Source records
== == ==
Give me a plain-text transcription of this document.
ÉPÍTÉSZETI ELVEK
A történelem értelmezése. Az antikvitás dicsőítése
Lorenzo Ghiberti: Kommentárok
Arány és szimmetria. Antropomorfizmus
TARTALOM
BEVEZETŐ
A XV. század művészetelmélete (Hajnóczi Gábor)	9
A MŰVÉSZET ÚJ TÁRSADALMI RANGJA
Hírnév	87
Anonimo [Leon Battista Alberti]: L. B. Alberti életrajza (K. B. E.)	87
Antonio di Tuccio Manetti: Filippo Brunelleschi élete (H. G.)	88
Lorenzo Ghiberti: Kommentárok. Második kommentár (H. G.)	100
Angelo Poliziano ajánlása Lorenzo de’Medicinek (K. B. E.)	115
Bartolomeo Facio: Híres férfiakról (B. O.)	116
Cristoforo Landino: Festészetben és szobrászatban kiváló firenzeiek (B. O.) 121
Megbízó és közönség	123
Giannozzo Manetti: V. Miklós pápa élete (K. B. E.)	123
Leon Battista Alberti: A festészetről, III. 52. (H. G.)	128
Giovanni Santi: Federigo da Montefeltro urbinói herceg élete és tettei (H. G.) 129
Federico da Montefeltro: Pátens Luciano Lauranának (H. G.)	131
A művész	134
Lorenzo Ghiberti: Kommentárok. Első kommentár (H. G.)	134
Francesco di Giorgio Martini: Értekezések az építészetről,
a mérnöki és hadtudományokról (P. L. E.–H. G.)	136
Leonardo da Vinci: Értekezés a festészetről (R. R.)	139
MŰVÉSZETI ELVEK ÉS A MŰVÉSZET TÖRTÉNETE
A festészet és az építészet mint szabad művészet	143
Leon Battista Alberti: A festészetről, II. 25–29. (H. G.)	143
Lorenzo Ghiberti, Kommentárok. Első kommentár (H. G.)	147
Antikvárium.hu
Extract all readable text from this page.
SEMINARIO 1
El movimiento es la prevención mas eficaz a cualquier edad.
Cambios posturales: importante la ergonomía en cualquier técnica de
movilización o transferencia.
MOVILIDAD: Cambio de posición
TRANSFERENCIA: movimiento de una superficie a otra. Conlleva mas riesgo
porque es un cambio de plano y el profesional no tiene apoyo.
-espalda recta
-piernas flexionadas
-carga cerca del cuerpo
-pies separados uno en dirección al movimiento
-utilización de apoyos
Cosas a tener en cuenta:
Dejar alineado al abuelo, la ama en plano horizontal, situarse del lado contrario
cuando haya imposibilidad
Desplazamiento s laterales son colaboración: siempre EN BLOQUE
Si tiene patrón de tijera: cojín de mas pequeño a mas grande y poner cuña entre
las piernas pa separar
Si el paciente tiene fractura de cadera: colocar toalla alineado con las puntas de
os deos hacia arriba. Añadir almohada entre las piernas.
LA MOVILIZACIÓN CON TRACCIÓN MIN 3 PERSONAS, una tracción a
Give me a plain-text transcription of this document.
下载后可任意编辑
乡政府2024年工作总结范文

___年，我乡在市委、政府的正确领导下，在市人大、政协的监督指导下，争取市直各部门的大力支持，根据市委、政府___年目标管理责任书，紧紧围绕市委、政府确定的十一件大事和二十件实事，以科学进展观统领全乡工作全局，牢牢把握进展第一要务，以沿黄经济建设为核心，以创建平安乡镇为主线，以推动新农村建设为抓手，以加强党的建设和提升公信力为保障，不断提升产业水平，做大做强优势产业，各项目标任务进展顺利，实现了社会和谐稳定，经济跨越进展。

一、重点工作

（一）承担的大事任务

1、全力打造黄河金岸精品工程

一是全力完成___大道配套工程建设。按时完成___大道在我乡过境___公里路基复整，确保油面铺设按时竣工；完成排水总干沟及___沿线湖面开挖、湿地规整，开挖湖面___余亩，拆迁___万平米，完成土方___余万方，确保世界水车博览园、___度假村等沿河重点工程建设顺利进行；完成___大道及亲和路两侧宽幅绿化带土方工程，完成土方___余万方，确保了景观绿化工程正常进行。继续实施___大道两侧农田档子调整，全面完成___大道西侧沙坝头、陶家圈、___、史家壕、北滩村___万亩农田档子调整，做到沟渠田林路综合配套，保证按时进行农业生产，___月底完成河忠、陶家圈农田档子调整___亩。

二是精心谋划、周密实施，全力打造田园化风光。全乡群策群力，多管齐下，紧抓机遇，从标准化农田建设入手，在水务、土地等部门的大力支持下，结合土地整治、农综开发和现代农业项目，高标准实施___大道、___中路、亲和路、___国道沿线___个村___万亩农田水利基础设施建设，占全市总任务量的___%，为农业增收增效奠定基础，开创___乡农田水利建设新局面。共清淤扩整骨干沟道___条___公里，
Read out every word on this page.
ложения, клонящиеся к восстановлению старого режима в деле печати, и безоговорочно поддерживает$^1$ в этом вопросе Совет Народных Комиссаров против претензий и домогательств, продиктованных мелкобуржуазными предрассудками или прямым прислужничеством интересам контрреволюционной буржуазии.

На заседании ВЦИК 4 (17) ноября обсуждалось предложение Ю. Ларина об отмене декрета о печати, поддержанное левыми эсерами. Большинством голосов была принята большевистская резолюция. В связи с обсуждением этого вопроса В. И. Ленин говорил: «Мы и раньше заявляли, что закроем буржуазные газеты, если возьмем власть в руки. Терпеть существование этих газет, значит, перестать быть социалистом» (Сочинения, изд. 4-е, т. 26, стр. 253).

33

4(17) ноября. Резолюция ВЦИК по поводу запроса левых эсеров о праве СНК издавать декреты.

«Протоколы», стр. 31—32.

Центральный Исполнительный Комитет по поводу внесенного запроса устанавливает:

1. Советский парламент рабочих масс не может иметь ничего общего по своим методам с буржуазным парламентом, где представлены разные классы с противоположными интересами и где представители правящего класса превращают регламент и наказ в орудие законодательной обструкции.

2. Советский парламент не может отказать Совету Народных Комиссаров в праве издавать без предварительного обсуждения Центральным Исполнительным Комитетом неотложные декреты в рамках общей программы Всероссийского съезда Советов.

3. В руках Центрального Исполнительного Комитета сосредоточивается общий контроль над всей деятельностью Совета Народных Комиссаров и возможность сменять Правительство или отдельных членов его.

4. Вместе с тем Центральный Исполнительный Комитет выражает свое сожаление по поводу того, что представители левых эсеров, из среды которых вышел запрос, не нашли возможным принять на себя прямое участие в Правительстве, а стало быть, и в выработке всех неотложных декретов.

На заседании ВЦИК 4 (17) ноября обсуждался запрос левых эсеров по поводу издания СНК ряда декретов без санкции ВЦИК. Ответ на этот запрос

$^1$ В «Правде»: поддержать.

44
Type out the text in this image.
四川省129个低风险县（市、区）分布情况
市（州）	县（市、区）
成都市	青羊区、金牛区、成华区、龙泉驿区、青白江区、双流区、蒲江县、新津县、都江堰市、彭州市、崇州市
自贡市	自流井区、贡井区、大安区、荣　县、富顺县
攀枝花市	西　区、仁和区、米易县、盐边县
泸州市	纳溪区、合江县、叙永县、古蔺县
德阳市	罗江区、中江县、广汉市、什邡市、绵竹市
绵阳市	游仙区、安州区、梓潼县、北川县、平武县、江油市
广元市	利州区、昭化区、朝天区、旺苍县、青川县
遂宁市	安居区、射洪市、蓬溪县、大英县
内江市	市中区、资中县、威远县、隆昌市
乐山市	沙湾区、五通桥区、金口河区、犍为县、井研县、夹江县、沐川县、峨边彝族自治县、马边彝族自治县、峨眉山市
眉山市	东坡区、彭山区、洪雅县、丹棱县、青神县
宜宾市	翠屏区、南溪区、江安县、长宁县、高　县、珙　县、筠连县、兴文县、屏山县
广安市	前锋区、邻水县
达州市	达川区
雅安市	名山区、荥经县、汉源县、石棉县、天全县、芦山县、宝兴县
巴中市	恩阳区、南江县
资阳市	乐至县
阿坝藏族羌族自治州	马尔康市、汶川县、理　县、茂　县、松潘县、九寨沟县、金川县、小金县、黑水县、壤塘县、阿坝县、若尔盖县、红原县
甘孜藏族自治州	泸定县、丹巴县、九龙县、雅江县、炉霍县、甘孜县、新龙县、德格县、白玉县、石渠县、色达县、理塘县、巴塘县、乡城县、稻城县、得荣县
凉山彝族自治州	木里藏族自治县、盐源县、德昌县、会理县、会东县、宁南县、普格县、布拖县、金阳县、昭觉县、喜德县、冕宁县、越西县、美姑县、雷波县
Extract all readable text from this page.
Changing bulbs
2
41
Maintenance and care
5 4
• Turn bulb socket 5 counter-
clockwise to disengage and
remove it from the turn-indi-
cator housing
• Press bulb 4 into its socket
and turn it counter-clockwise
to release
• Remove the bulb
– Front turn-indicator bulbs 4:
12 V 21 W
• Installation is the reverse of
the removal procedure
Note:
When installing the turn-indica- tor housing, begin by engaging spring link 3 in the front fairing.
== == ==
◆ GIVEN PROBLEM ◆
Give the count of lines in the records that contain "Lorenzo", and no other text.

◆ FULL ANSWER ◆
5